-- start SOURCE MATERIAL --

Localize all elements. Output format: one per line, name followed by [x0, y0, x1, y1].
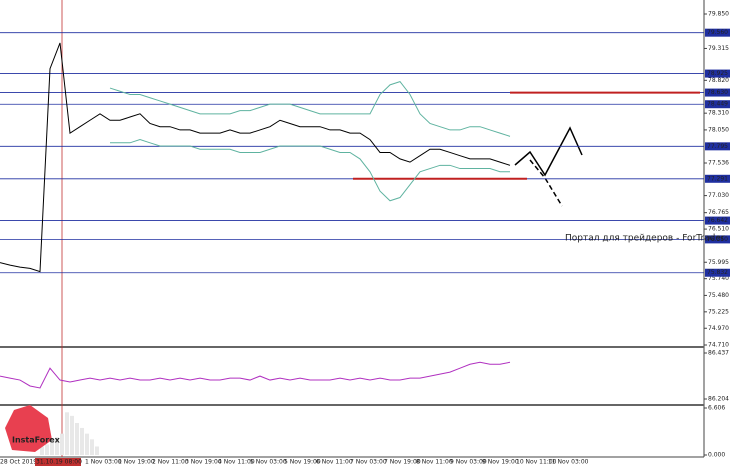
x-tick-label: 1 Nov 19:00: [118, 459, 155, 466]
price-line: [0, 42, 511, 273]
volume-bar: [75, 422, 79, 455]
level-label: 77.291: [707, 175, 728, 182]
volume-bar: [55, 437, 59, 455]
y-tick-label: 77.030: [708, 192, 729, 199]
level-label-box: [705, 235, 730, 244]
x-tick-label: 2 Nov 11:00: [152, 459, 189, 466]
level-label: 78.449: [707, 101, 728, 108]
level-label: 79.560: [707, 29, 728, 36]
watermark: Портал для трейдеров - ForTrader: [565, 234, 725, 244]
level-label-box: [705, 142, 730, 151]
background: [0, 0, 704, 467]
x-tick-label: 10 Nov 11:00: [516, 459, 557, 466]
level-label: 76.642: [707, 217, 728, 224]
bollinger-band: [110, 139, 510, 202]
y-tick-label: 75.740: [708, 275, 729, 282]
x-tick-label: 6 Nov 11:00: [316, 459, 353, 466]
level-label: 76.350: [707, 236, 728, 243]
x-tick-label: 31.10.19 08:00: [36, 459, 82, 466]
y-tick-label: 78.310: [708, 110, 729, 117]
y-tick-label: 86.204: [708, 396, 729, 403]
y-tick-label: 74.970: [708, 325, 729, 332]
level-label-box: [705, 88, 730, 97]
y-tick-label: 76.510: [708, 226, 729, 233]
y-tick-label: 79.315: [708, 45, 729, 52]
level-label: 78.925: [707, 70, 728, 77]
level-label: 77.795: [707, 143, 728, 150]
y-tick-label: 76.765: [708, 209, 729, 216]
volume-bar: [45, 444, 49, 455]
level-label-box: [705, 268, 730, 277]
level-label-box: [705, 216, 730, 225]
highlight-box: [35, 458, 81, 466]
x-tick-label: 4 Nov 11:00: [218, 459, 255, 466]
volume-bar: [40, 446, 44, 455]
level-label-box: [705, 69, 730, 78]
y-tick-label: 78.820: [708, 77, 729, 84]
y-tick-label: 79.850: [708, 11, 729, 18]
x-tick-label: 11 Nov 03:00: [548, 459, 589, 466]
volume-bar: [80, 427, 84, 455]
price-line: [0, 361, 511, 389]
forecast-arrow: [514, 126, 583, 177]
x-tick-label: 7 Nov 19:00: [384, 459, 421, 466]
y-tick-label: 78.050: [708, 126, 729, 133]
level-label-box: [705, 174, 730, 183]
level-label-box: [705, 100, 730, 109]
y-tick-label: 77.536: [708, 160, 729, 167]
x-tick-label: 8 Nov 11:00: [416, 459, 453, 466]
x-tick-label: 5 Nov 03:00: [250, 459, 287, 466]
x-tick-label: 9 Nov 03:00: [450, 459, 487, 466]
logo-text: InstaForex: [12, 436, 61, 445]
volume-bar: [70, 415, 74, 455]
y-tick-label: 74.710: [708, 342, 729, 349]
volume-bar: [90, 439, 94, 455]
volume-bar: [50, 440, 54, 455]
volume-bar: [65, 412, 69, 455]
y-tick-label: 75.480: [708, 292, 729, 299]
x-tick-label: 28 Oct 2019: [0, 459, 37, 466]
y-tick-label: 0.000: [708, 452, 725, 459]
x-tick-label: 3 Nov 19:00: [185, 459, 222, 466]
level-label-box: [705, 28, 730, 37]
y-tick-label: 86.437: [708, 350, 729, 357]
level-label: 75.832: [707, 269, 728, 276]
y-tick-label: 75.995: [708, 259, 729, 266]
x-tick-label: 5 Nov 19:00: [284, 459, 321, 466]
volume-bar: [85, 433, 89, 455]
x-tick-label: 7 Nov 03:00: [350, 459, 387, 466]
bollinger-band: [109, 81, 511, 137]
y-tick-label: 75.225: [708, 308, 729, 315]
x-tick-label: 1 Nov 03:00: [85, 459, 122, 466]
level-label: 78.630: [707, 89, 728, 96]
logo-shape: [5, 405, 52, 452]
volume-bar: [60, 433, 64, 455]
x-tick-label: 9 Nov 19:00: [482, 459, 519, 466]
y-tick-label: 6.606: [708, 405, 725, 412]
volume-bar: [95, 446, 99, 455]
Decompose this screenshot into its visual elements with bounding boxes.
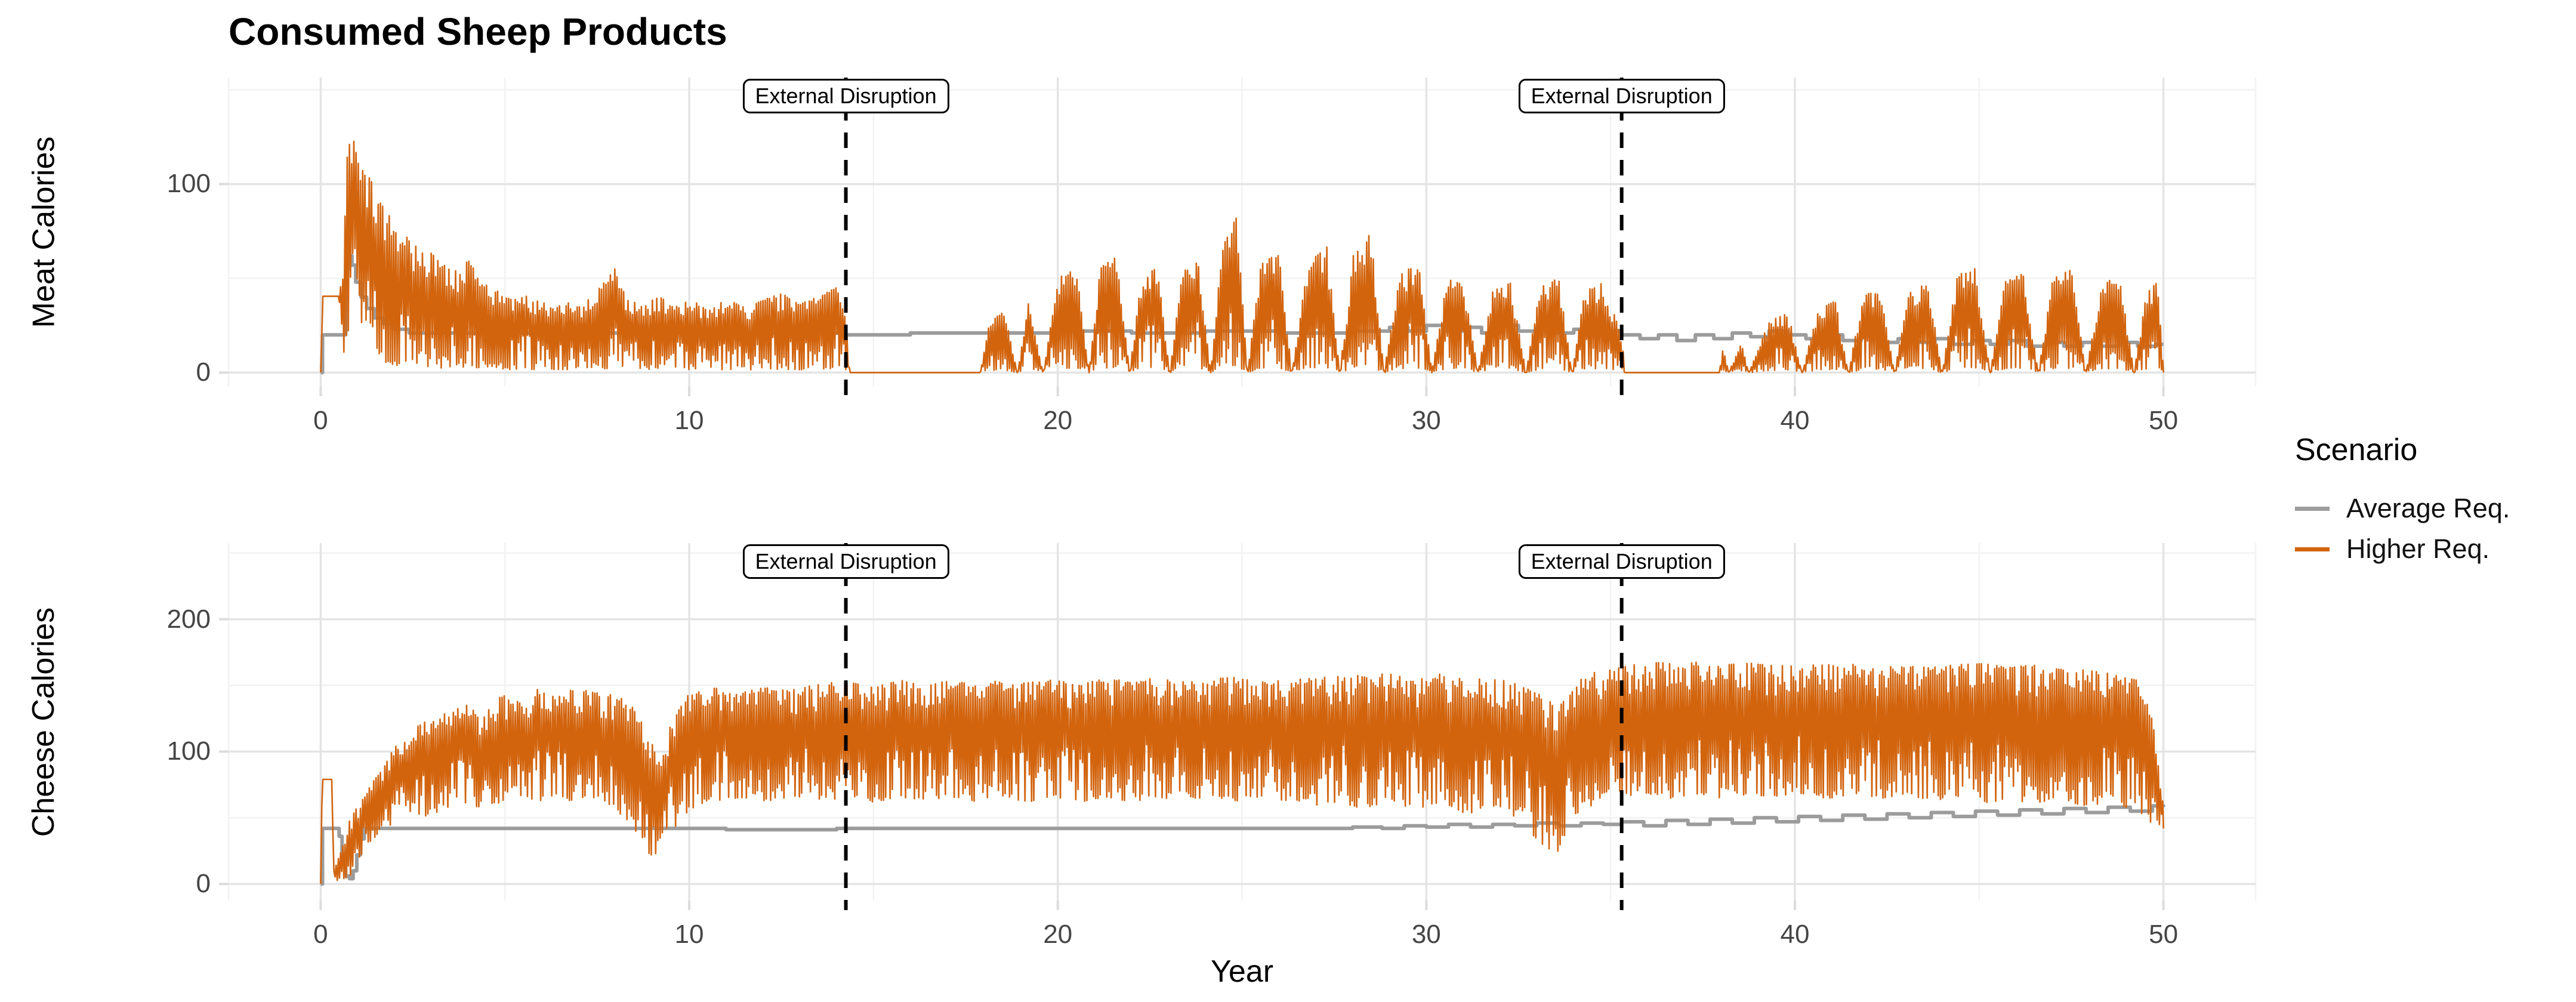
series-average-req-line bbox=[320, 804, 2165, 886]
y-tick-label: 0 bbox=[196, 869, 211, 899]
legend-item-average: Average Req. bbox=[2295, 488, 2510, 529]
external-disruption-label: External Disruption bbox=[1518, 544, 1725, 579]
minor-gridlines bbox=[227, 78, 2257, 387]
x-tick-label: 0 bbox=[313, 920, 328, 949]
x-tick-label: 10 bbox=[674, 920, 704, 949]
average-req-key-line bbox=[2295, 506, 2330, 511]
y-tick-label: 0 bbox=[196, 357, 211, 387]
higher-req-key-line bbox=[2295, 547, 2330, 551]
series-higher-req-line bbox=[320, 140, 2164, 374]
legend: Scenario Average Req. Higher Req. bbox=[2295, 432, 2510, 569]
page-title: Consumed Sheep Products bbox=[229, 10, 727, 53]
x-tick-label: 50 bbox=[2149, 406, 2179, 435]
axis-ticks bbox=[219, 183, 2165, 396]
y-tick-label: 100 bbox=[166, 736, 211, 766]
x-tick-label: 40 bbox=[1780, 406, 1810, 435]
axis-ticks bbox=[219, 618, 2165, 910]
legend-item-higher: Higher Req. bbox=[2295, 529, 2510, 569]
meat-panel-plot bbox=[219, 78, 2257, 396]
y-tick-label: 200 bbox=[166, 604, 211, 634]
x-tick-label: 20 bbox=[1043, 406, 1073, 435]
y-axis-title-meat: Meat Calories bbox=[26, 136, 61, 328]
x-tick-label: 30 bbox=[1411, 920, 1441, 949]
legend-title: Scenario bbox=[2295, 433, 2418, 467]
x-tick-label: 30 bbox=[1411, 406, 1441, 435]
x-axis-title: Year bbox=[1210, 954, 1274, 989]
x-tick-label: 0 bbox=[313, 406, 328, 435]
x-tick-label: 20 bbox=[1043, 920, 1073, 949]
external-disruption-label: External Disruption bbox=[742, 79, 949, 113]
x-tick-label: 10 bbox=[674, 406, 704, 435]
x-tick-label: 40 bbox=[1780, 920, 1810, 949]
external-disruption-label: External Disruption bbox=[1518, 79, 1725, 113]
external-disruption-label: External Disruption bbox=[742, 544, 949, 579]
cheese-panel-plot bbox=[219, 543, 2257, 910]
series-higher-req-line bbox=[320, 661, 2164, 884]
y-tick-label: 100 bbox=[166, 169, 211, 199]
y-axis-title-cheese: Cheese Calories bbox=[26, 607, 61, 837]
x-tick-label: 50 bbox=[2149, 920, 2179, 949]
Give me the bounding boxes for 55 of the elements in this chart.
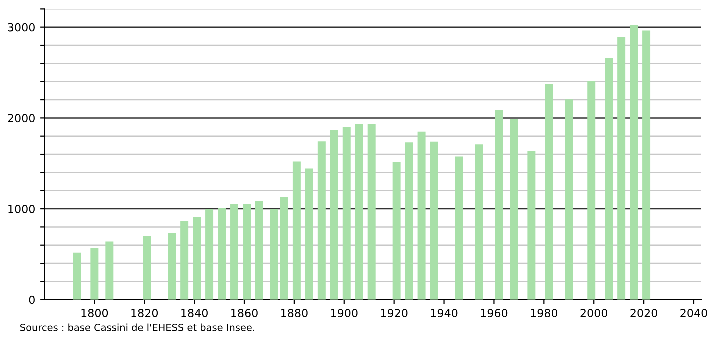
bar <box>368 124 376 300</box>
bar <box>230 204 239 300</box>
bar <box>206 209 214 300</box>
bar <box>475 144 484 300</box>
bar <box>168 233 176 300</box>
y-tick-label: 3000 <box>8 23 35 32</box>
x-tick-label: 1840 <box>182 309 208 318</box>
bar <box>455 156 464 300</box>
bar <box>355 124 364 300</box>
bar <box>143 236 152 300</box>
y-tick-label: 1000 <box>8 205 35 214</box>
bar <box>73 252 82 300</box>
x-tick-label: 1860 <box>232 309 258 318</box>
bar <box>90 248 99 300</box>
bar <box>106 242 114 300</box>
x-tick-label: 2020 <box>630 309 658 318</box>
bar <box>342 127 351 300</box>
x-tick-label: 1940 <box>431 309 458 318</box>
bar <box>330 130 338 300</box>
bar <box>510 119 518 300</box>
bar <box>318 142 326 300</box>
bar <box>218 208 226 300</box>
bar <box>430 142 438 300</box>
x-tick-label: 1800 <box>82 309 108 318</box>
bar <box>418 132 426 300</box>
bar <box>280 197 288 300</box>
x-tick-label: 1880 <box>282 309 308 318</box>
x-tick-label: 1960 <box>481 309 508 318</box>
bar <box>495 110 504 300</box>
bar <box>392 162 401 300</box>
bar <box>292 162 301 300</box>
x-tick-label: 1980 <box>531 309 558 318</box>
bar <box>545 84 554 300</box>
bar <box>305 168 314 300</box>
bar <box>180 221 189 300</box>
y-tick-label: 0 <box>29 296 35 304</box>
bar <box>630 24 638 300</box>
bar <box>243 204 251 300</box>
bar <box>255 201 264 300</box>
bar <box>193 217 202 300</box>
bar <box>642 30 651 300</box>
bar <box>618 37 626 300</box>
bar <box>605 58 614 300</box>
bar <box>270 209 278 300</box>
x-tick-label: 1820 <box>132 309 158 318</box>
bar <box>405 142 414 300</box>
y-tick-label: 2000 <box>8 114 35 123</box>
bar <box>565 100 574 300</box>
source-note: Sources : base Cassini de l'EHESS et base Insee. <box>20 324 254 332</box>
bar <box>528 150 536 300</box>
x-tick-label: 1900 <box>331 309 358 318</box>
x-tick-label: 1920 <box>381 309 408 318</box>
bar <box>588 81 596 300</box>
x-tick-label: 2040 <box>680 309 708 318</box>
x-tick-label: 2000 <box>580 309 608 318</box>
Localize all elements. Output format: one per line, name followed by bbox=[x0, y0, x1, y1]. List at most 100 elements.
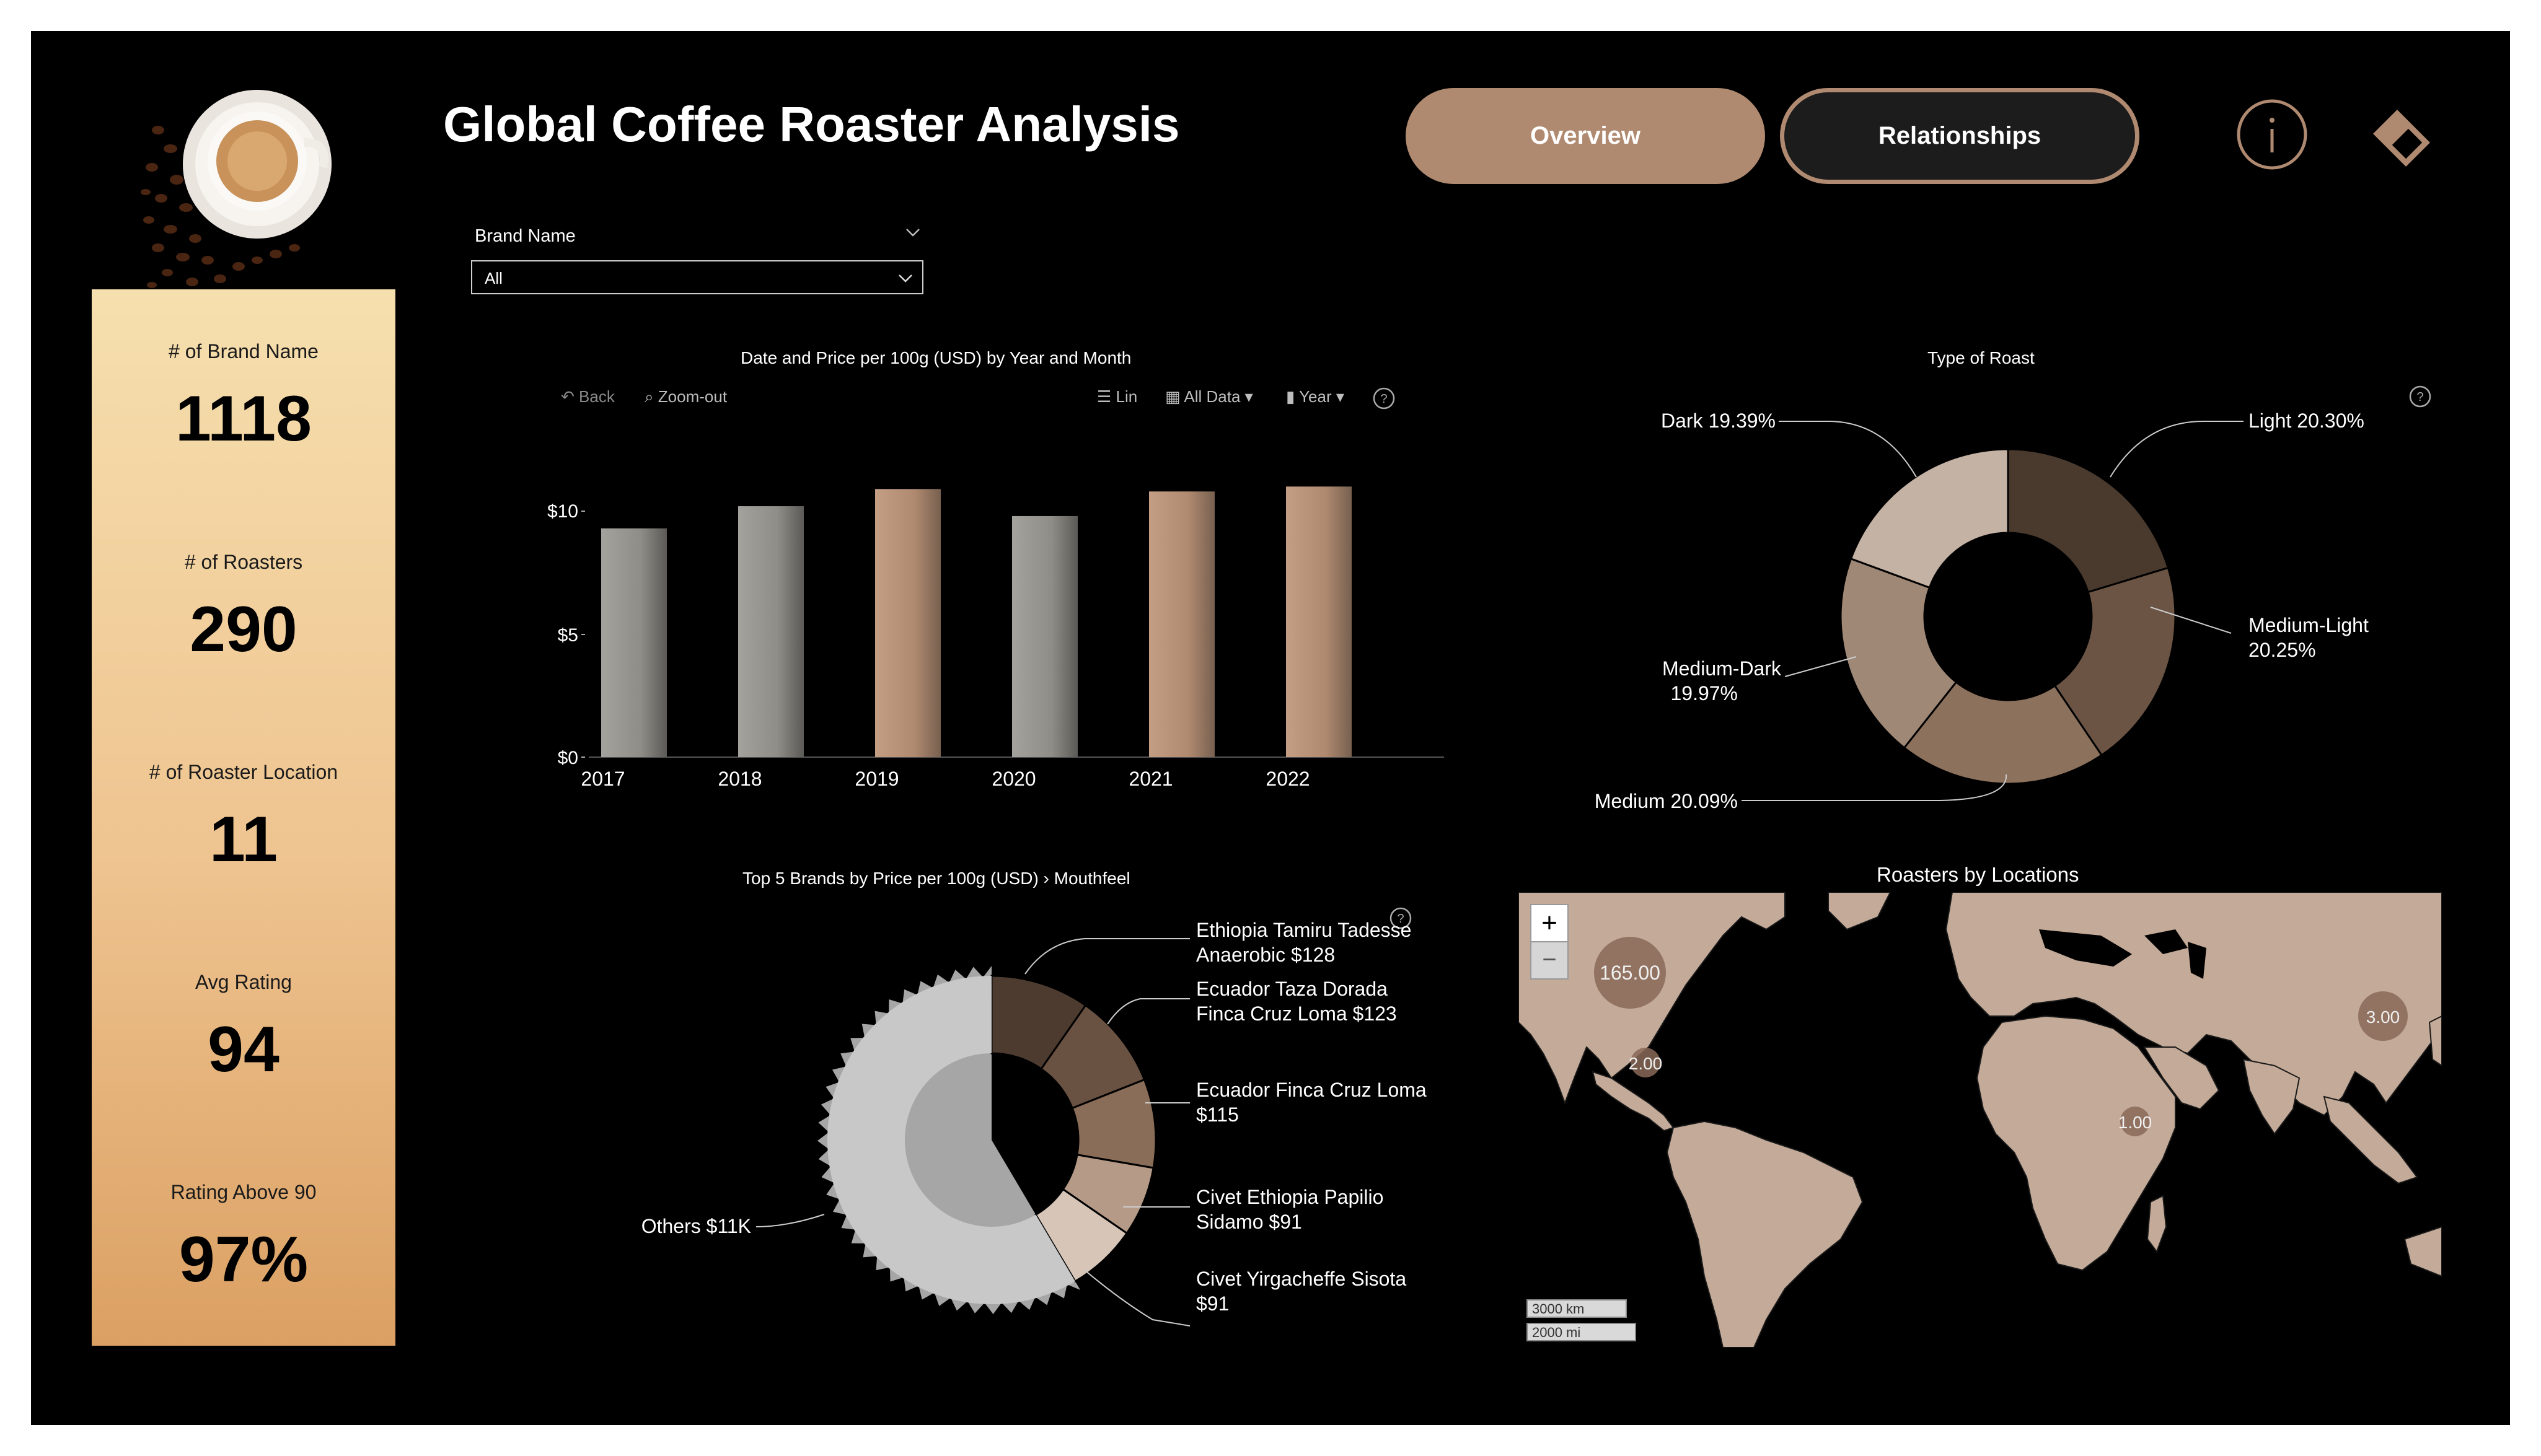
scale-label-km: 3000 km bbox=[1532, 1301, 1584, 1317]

-- end SOURCE MATERIAL --

SET TASK = Convert everything in the listing from the line containing "series-average-req-line bbox=[320, 804, 2165, 886]" down to the line containing "average-req-key-line bbox=[2295, 506, 2330, 511]" into a JSON list of strings, one string per line.

RESULT OF THE TASK =
[
  "series-average-req-line bbox=[320, 804, 2165, 886]",
  "y-tick-label: 0 bbox=[196, 869, 211, 899]",
  "legend-item-average: Average Req. bbox=[2295, 488, 2510, 529]",
  "external-disruption-label: External Disruption bbox=[1518, 544, 1725, 579]",
  "minor-gridlines bbox=[227, 78, 2257, 387]",
  "x-tick-label: 0 bbox=[313, 920, 328, 949]",
  "x-tick-label: 10 bbox=[674, 920, 704, 949]",
  "average-req-key-line bbox=[2295, 506, 2330, 511]"
]